▶ _Provided text_:
Friday 13 January 2017

Giving Life to Objects


Giving Life to Objects

Besides our new friends revealing to me that I have been pronouncing the names of my Australian Vietnamese friends incorrectly my whole life, each museum visit has enhanced my conception of Vietnamese culture and museum practice. 

Just as my experience of Vietnam and Vietnamese culture has been based on my previous personal experience, I don’t doubt that each individual museum visitor holds a unique perspective and motivation that requires a constructivist approach to presenting exhibitions. The constructivist approach involves more than the method of presenting information. It means understanding that when visitors come to the museum they are invariably building on their own narratives of personal identity.

Whilst it is easy to consider visitor as belonging to one of the five categories described out by Falk & Derkling.1 more recent research by Falk proposes that the most common motivations people hold for visiting the museum are identity centered.2 After interviewing visitors at the Vietnam Museum of Fine Arts it was clear that individuals each held their own set of motivations. Although each could be considered to fit within these museum visitor clusters there was certainly no precise place for anyone. This might be the reason that although we interviewed many of the same people, some groups placed them in different categories. Regardless of such, the way that these visitors expressed their museum experience was completely based personal reflections and comparisons.

Having minimal didactic information for the individual artworks facilitated these reflections. You don’t have to be an art historian to appreciate the aesthetic qualities or stimulate a personal connection with an artwork. It’s not that artworks speak for themselves, it’s that people speak for the artworks using their own thoughts. The Museum encourages this and is able to use this to their advantage with foreign visitors to the museum (especially those that don’t speak French, Vietnamese or English). Museum objects don’t differ from Artworks in this way. They both stimulate diverse interpretations according to the individual engaging with such.

▶ _Extracted entries_:
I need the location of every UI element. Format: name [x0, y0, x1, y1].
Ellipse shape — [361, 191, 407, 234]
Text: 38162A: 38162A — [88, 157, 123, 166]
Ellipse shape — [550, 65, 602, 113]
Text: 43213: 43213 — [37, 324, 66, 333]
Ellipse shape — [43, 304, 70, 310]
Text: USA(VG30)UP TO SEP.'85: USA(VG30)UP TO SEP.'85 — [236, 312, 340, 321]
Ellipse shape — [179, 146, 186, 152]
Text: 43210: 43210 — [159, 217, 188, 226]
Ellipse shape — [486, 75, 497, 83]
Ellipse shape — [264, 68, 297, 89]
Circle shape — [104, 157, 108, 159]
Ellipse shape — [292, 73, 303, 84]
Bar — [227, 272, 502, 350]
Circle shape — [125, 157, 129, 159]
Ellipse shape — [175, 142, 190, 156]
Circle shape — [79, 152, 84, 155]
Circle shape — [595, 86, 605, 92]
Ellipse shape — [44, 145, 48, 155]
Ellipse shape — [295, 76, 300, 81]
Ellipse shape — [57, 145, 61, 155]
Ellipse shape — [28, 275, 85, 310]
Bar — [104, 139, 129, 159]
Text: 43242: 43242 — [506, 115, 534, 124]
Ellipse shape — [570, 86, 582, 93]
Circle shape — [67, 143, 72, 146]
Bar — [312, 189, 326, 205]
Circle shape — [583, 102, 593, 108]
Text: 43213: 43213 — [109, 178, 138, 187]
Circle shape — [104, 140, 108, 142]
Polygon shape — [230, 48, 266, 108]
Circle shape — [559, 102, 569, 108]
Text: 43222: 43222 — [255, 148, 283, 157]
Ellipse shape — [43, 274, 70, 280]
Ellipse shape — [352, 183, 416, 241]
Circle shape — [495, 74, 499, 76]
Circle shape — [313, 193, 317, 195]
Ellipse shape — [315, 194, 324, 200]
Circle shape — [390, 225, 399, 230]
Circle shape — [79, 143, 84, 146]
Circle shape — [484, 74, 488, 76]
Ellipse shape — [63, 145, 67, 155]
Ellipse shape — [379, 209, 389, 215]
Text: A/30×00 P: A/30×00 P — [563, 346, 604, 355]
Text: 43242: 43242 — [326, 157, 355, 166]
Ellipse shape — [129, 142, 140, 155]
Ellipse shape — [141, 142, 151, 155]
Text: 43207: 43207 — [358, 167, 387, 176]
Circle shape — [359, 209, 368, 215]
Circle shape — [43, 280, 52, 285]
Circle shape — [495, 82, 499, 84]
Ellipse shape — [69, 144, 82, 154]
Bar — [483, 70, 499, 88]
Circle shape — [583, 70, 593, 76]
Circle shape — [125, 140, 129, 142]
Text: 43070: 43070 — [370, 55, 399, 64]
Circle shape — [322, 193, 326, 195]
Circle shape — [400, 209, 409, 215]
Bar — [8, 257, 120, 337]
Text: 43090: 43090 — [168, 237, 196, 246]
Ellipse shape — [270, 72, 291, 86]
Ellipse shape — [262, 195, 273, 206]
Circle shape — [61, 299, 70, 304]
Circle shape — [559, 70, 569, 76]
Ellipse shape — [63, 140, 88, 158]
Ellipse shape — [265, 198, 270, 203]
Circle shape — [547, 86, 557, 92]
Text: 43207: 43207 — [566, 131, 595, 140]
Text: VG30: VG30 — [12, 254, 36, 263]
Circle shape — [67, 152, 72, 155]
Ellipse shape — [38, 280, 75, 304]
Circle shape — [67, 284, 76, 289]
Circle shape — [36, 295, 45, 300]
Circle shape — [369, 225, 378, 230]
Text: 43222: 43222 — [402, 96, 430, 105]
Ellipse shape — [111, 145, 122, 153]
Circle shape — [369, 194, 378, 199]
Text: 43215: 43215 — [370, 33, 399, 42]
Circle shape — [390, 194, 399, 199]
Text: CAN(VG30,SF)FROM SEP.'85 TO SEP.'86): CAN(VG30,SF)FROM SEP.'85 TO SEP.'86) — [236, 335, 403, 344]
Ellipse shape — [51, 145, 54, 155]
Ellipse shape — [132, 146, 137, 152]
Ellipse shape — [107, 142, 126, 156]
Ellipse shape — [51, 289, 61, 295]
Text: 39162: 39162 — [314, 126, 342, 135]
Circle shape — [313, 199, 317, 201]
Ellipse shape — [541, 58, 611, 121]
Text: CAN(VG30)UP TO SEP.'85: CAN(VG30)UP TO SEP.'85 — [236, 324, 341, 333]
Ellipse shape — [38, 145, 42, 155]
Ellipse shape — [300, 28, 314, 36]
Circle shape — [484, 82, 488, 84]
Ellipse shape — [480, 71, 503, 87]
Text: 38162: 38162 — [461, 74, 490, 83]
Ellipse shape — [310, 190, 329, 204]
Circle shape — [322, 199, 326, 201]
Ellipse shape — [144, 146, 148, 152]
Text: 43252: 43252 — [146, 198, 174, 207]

▶ _Task details_: Could you write out the passage on museum visitors again, everything from "Just as my experience" down to "of personal identity.", swapping "constructivist" for "learner-centered" each time it appears?

▶ _Output_:
Just as my experience of Vietnam and Vietnamese culture has been based on my previous personal experience, I don’t doubt that each individual museum visitor holds a unique perspective and motivation that requires a learner-centered approach to presenting exhibitions. The learner-centered approach involves more than the method of presenting information. It means understanding that when visitors come to the museum they are invariably building on their own narratives of personal identity.